*** INPUT
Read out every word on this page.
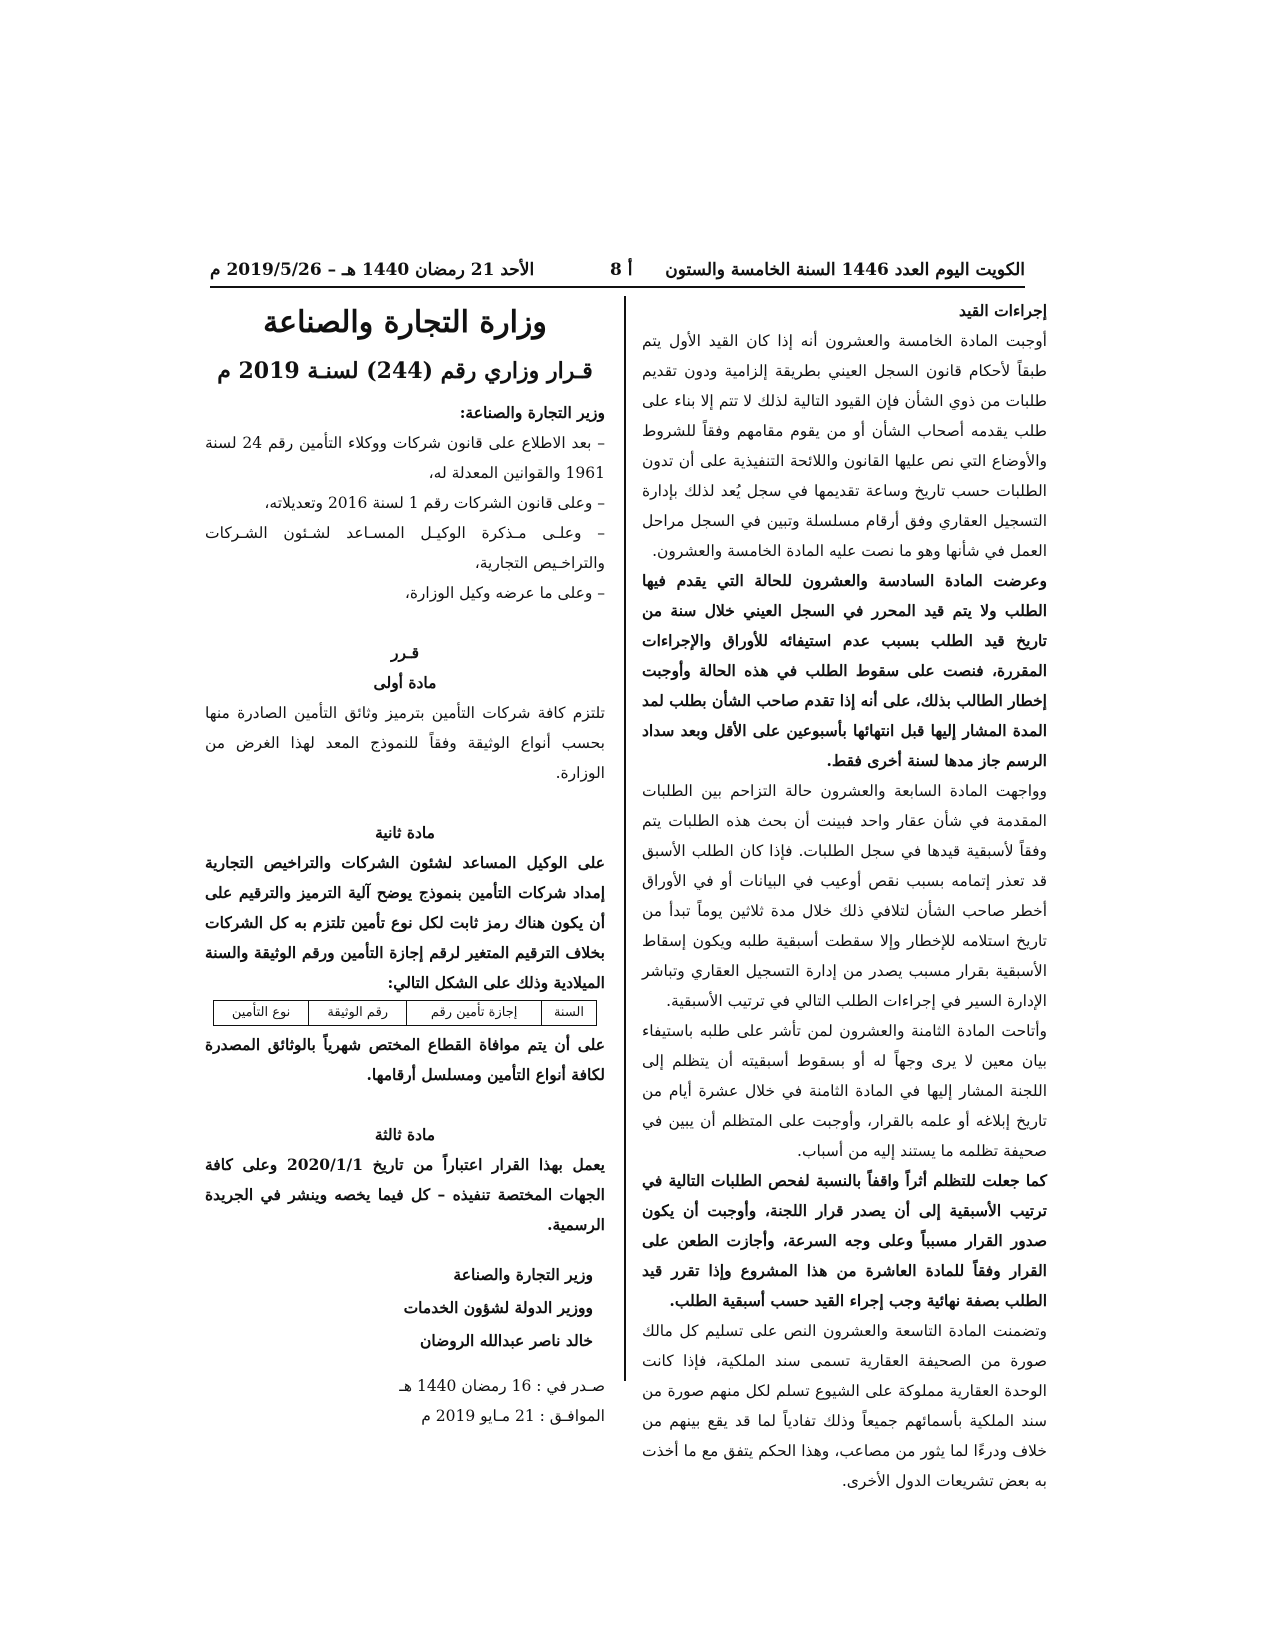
الكويت اليوم العدد 1446 السنة الخامسة والستون
أ 8
الأحد 21 رمضان 1440 هـ – 2019/5/26 م

إجراءات القيد

أوجبت المادة الخامسة والعشرون أنه إذا كان القيد الأول يتم طبقاً لأحكام قانون السجل العيني بطريقة إلزامية ودون تقديم طلبات من ذوي الشأن فإن القيود التالية لذلك لا تتم إلا بناء على طلب يقدمه أصحاب الشأن أو من يقوم مقامهم وفقاً للشروط والأوضاع التي نص عليها القانون واللائحة التنفيذية على أن تدون الطلبات حسب تاريخ وساعة تقديمها في سجل يُعد لذلك بإدارة التسجيل العقاري وفق أرقام مسلسلة وتبين في السجل مراحل العمل في شأنها وهو ما نصت عليه المادة الخامسة والعشرون.

وعرضت المادة السادسة والعشرون للحالة التي يقدم فيها الطلب ولا يتم قيد المحرر في السجل العيني خلال سنة من تاريخ قيد الطلب بسبب عدم استيفائه للأوراق والإجراءات المقررة، فنصت على سقوط الطلب في هذه الحالة وأوجبت إخطار الطالب بذلك، على أنه إذا تقدم صاحب الشأن بطلب لمد المدة المشار إليها قبل انتهائها بأسبوعين على الأقل وبعد سداد الرسم جاز مدها لسنة أخرى فقط.

وواجهت المادة السابعة والعشرون حالة التزاحم بين الطلبات المقدمة في شأن عقار واحد فبينت أن بحث هذه الطلبات يتم وفقاً لأسبقية قيدها في سجل الطلبات. فإذا كان الطلب الأسبق قد تعذر إتمامه بسبب نقص أوعيب في البيانات أو في الأوراق أخطر صاحب الشأن لتلافي ذلك خلال مدة ثلاثين يوماً تبدأ من تاريخ استلامه للإخطار وإلا سقطت أسبقية طلبه ويكون إسقاط الأسبقية بقرار مسبب يصدر من إدارة التسجيل العقاري وتباشر الإدارة السير في إجراءات الطلب التالي في ترتيب الأسبقية.

وأتاحت المادة الثامنة والعشرون لمن تأشر على طلبه باستيفاء بيان معين لا يرى وجهاً له أو بسقوط أسبقيته أن يتظلم إلى اللجنة المشار إليها في المادة الثامنة في خلال عشرة أيام من تاريخ إبلاغه أو علمه بالقرار، وأوجبت على المتظلم أن يبين في صحيفة تظلمه ما يستند إليه من أسباب.

كما جعلت للتظلم أثراً واقفاً بالنسبة لفحص الطلبات التالية في ترتيب الأسبقية إلى أن يصدر قرار اللجنة، وأوجبت أن يكون صدور القرار مسبباً وعلى وجه السرعة، وأجازت الطعن على القرار وفقاً للمادة العاشرة من هذا المشروع وإذا تقرر قيد الطلب بصفة نهائية وجب إجراء القيد حسب أسبقية الطلب.

وتضمنت المادة التاسعة والعشرون النص على تسليم كل مالك صورة من الصحيفة العقارية تسمى سند الملكية، فإذا كانت الوحدة العقارية مملوكة على الشيوع تسلم لكل منهم صورة من سند الملكية بأسمائهم جميعاً وذلك تفادياً لما قد يقع بينهم من خلاف ودرءًا لما يثور من مصاعب، وهذا الحكم يتفق مع ما أخذت به بعض تشريعات الدول الأخرى.

وزارة التجارة والصناعة
قـرار وزاري رقم (244) لسنـة 2019 م

وزير التجارة والصناعة:

– بعد الاطلاع على قانون شركات ووكلاء التأمين رقم 24 لسنة 1961 والقوانين المعدلة له،

– وعلى قانون الشركات رقم 1 لسنة 2016 وتعديلاته،

– وعلـى مـذكرة الوكيـل المسـاعد لشـئون الشـركات والتراخـيص التجارية،

– وعلى ما عرضه وكيل الوزارة،

قـرر

مادة أولى

تلتزم كافة شركات التأمين بترميز وثائق التأمين الصادرة منها بحسب أنواع الوثيقة وفقاً للنموذج المعد لهذا الغرض من الوزارة.

مادة ثانية

على الوكيل المساعد لشئون الشركات والتراخيص التجارية إمداد شركات التأمين بنموذج يوضح آلية الترميز والترقيم على أن يكون هناك رمز ثابت لكل نوع تأمين تلتزم به كل الشركات بخلاف الترقيم المتغير لرقم إجازة التأمين ورقم الوثيقة والسنة الميلادية وذلك على الشكل التالي:

السنة	إجازة تأمين رقم	رقم الوثيقة	نوع التأمين

على أن يتم موافاة القطاع المختص شهرياً بالوثائق المصدرة لكافة أنواع التأمين ومسلسل أرقامها.

مادة ثالثة

يعمل بهذا القرار اعتباراً من تاريخ 2020/1/1 وعلى كافة الجهات المختصة تنفيذه – كل فيما يخصه وينشر في الجريدة الرسمية.

وزير التجارة والصناعة
ووزير الدولة لشؤون الخدمات
خالد ناصر عبدالله الروضان
صـدر في : 16 رمضان 1440 هـ
الموافـق : 21 مـايو 2019 م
******
Return each line exactly as written. Any picture gets left out.

Read out every word on this page.
الكويت اليوم العدد 1446 السنة الخامسة والستون
أ 8
الأحد 21 رمضان 1440 هـ – 2019/5/26 م

إجراءات القيد

أوجبت المادة الخامسة والعشرون أنه إذا كان القيد الأول يتم طبقاً لأحكام قانون السجل العيني بطريقة إلزامية ودون تقديم طلبات من ذوي الشأن فإن القيود التالية لذلك لا تتم إلا بناء على طلب يقدمه أصحاب الشأن أو من يقوم مقامهم وفقاً للشروط والأوضاع التي نص عليها القانون واللائحة التنفيذية على أن تدون الطلبات حسب تاريخ وساعة تقديمها في سجل يُعد لذلك بإدارة التسجيل العقاري وفق أرقام مسلسلة وتبين في السجل مراحل العمل في شأنها وهو ما نصت عليه المادة الخامسة والعشرون.

وعرضت المادة السادسة والعشرون للحالة التي يقدم فيها الطلب ولا يتم قيد المحرر في السجل العيني خلال سنة من تاريخ قيد الطلب بسبب عدم استيفائه للأوراق والإجراءات المقررة، فنصت على سقوط الطلب في هذه الحالة وأوجبت إخطار الطالب بذلك، على أنه إذا تقدم صاحب الشأن بطلب لمد المدة المشار إليها قبل انتهائها بأسبوعين على الأقل وبعد سداد الرسم جاز مدها لسنة أخرى فقط.

وواجهت المادة السابعة والعشرون حالة التزاحم بين الطلبات المقدمة في شأن عقار واحد فبينت أن بحث هذه الطلبات يتم وفقاً لأسبقية قيدها في سجل الطلبات. فإذا كان الطلب الأسبق قد تعذر إتمامه بسبب نقص أوعيب في البيانات أو في الأوراق أخطر صاحب الشأن لتلافي ذلك خلال مدة ثلاثين يوماً تبدأ من تاريخ استلامه للإخطار وإلا سقطت أسبقية طلبه ويكون إسقاط الأسبقية بقرار مسبب يصدر من إدارة التسجيل العقاري وتباشر الإدارة السير في إجراءات الطلب التالي في ترتيب الأسبقية.

وأتاحت المادة الثامنة والعشرون لمن تأشر على طلبه باستيفاء بيان معين لا يرى وجهاً له أو بسقوط أسبقيته أن يتظلم إلى اللجنة المشار إليها في المادة الثامنة في خلال عشرة أيام من تاريخ إبلاغه أو علمه بالقرار، وأوجبت على المتظلم أن يبين في صحيفة تظلمه ما يستند إليه من أسباب.

كما جعلت للتظلم أثراً واقفاً بالنسبة لفحص الطلبات التالية في ترتيب الأسبقية إلى أن يصدر قرار اللجنة، وأوجبت أن يكون صدور القرار مسبباً وعلى وجه السرعة، وأجازت الطعن على القرار وفقاً للمادة العاشرة من هذا المشروع وإذا تقرر قيد الطلب بصفة نهائية وجب إجراء القيد حسب أسبقية الطلب.

وتضمنت المادة التاسعة والعشرون النص على تسليم كل مالك صورة من الصحيفة العقارية تسمى سند الملكية، فإذا كانت الوحدة العقارية مملوكة على الشيوع تسلم لكل منهم صورة من سند الملكية بأسمائهم جميعاً وذلك تفادياً لما قد يقع بينهم من خلاف ودرءًا لما يثور من مصاعب، وهذا الحكم يتفق مع ما أخذت به بعض تشريعات الدول الأخرى.

وزارة التجارة والصناعة
قـرار وزاري رقم (244) لسنـة 2019 م

وزير التجارة والصناعة:

– بعد الاطلاع على قانون شركات ووكلاء التأمين رقم 24 لسنة 1961 والقوانين المعدلة له،

– وعلى قانون الشركات رقم 1 لسنة 2016 وتعديلاته،

– وعلـى مـذكرة الوكيـل المسـاعد لشـئون الشـركات والتراخـيص التجارية،

– وعلى ما عرضه وكيل الوزارة،

قـرر

مادة أولى

تلتزم كافة شركات التأمين بترميز وثائق التأمين الصادرة منها بحسب أنواع الوثيقة وفقاً للنموذج المعد لهذا الغرض من الوزارة.

مادة ثانية

على الوكيل المساعد لشئون الشركات والتراخيص التجارية إمداد شركات التأمين بنموذج يوضح آلية الترميز والترقيم على أن يكون هناك رمز ثابت لكل نوع تأمين تلتزم به كل الشركات بخلاف الترقيم المتغير لرقم إجازة التأمين ورقم الوثيقة والسنة الميلادية وذلك على الشكل التالي:

السنة	إجازة تأمين رقم	رقم الوثيقة	نوع التأمين

على أن يتم موافاة القطاع المختص شهرياً بالوثائق المصدرة لكافة أنواع التأمين ومسلسل أرقامها.

مادة ثالثة

يعمل بهذا القرار اعتباراً من تاريخ 2020/1/1 وعلى كافة الجهات المختصة تنفيذه – كل فيما يخصه وينشر في الجريدة الرسمية.

وزير التجارة والصناعة
ووزير الدولة لشؤون الخدمات
خالد ناصر عبدالله الروضان
صـدر في : 16 رمضان 1440 هـ
الموافـق : 21 مـايو 2019 م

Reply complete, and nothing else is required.